- INPUT DATA
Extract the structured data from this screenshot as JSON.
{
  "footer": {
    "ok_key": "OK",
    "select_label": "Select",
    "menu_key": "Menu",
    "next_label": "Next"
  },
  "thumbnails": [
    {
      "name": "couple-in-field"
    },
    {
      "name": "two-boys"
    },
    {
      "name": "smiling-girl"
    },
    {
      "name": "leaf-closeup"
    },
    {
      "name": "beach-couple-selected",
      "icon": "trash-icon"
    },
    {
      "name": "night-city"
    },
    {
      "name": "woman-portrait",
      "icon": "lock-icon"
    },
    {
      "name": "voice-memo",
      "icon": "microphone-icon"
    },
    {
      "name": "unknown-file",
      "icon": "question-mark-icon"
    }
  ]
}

---

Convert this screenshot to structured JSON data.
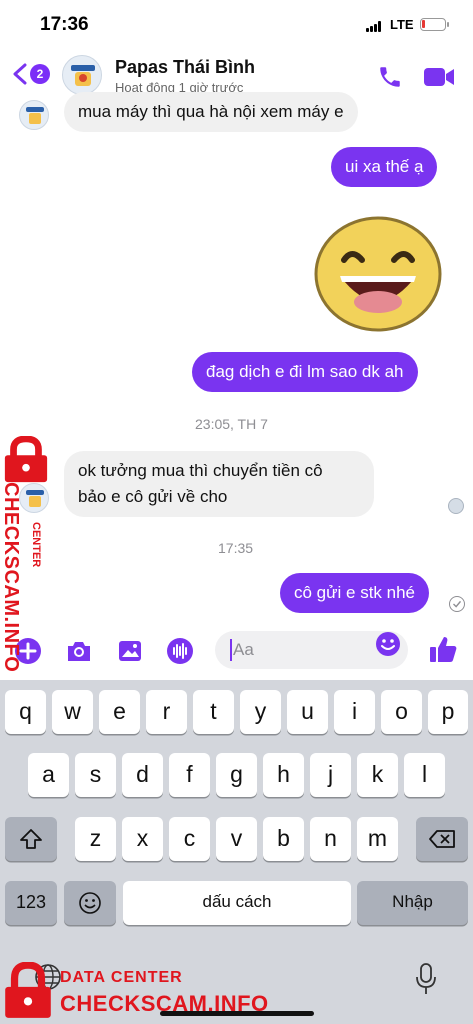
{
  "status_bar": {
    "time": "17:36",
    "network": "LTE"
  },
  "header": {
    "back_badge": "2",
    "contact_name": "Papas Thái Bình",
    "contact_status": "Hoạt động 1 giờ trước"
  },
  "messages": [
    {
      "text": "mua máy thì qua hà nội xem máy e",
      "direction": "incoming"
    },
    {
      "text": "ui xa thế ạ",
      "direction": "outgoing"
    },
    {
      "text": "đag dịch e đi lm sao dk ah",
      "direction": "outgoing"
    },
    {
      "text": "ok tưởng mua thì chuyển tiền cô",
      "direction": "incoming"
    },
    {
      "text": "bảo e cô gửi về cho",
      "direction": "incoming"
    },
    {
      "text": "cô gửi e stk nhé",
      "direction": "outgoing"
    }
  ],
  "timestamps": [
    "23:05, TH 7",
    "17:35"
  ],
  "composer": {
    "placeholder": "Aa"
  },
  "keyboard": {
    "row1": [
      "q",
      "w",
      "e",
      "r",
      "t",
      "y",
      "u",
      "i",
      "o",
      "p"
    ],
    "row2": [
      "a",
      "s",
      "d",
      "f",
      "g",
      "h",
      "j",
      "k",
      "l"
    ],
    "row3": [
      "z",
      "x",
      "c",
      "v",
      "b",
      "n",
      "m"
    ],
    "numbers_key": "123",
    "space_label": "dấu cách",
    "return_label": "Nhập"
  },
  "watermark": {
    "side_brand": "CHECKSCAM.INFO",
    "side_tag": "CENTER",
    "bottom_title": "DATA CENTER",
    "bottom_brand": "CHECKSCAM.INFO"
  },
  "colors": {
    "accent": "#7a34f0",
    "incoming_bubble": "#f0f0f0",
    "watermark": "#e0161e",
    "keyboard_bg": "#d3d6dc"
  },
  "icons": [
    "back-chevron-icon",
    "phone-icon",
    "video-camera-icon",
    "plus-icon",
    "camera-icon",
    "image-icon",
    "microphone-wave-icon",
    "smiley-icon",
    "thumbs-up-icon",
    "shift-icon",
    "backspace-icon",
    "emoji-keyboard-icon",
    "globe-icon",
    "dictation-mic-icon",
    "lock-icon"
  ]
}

- TASK TO CARRY OUT
Using the listing, copy every line where the word "CHECKSCAM" shows up.

- WRITTEN SOLUTION
    "side_brand": "CHECKSCAM.INFO",
    "bottom_brand": "CHECKSCAM.INFO"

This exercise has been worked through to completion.